PROBLEM REQUIREMENTS -> Please lay out the lines of the records as a JSON list of strings, one string per line, starting with the line that contains "candle-body [437,19,444,34]" and going on through the line that contains "candle [89,164,97,176]", with both ends included. Leave out any blank lines and nothing else.

Annotated element listings
>>>

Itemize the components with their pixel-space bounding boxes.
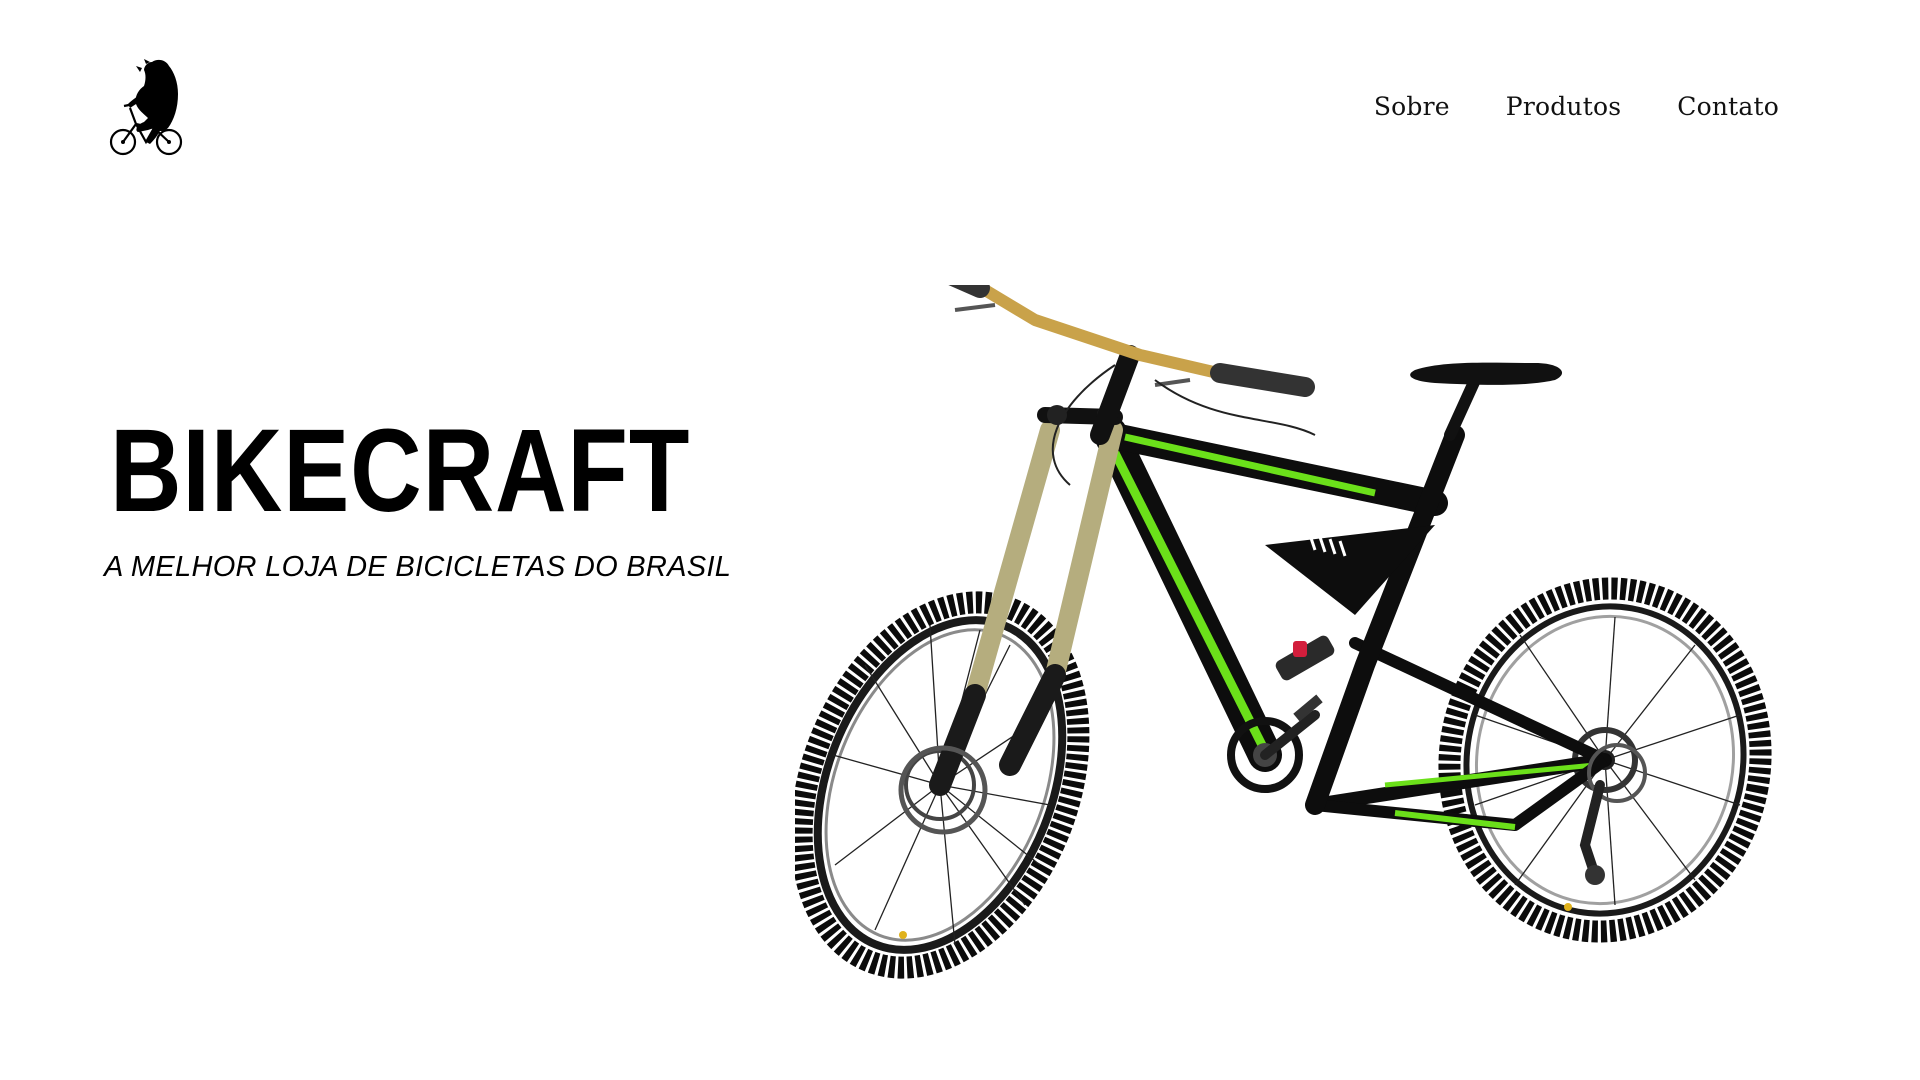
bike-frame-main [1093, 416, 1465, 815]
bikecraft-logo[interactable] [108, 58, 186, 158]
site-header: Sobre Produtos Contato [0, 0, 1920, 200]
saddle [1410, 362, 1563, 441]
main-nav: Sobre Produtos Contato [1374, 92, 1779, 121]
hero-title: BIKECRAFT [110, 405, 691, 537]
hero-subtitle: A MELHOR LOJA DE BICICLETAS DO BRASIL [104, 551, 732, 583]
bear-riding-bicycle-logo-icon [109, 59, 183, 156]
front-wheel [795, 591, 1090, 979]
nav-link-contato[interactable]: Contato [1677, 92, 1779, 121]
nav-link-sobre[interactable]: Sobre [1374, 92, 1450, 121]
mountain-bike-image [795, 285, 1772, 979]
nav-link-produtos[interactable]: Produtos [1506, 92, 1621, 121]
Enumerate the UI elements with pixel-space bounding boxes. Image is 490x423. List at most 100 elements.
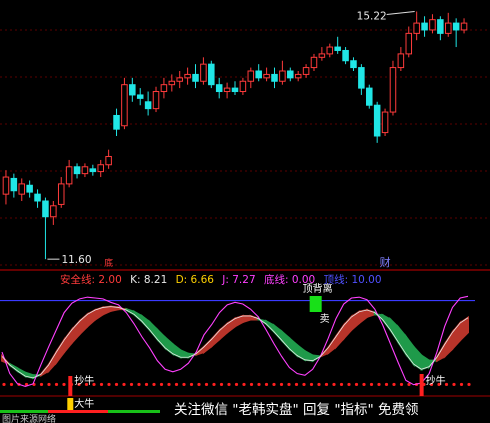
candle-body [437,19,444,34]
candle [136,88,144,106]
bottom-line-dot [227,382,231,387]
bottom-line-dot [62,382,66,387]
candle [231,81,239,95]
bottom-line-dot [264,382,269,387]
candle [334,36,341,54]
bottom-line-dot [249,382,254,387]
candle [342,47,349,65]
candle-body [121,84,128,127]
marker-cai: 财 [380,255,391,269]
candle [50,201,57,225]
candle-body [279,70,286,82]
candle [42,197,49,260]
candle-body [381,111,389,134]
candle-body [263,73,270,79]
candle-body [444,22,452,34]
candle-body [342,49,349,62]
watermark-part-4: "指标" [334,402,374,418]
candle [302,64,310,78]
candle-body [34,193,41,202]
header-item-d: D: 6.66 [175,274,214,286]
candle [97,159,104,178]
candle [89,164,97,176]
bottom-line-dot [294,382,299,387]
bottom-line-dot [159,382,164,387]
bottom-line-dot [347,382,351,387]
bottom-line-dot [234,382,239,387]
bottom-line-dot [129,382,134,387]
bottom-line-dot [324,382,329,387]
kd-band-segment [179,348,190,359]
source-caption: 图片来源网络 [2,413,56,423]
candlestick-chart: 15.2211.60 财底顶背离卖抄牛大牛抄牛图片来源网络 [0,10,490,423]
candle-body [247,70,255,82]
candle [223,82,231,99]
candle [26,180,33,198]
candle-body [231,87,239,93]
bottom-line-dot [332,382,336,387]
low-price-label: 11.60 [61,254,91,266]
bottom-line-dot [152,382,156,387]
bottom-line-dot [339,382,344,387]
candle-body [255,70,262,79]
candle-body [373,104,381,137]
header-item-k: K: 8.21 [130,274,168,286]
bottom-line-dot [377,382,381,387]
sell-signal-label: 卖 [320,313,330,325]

<<<

THE RESULT ->
[
  "candle-body [437,19,444,34]",
  "candle [136,88,144,106]",
  "bottom-line-dot [227,382,231,387]",
  "bottom-line-dot [62,382,66,387]",
  "candle [231,81,239,95]",
  "bottom-line-dot [264,382,269,387]",
  "candle [334,36,341,54]",
  "bottom-line-dot [249,382,254,387]",
  "candle [342,47,349,65]",
  "candle-body [121,84,128,127]",
  "marker-cai: 财 [380,255,391,269]",
  "candle [50,201,57,225]",
  "candle-body [279,70,286,82]",
  "candle [42,197,49,260]",
  "candle-body [381,111,389,134]",
  "candle-body [263,73,270,79]",
  "candle-body [444,22,452,34]",
  "candle-body [342,49,349,62]",
  "watermark-part-4: \"指标\" [334,402,374,418]",
  "candle [302,64,310,78]",
  "candle-body [34,193,41,202]",
  "header-item-d: D: 6.66 [175,274,214,286]",
  "candle [97,159,104,178]",
  "candle [89,164,97,176]"
]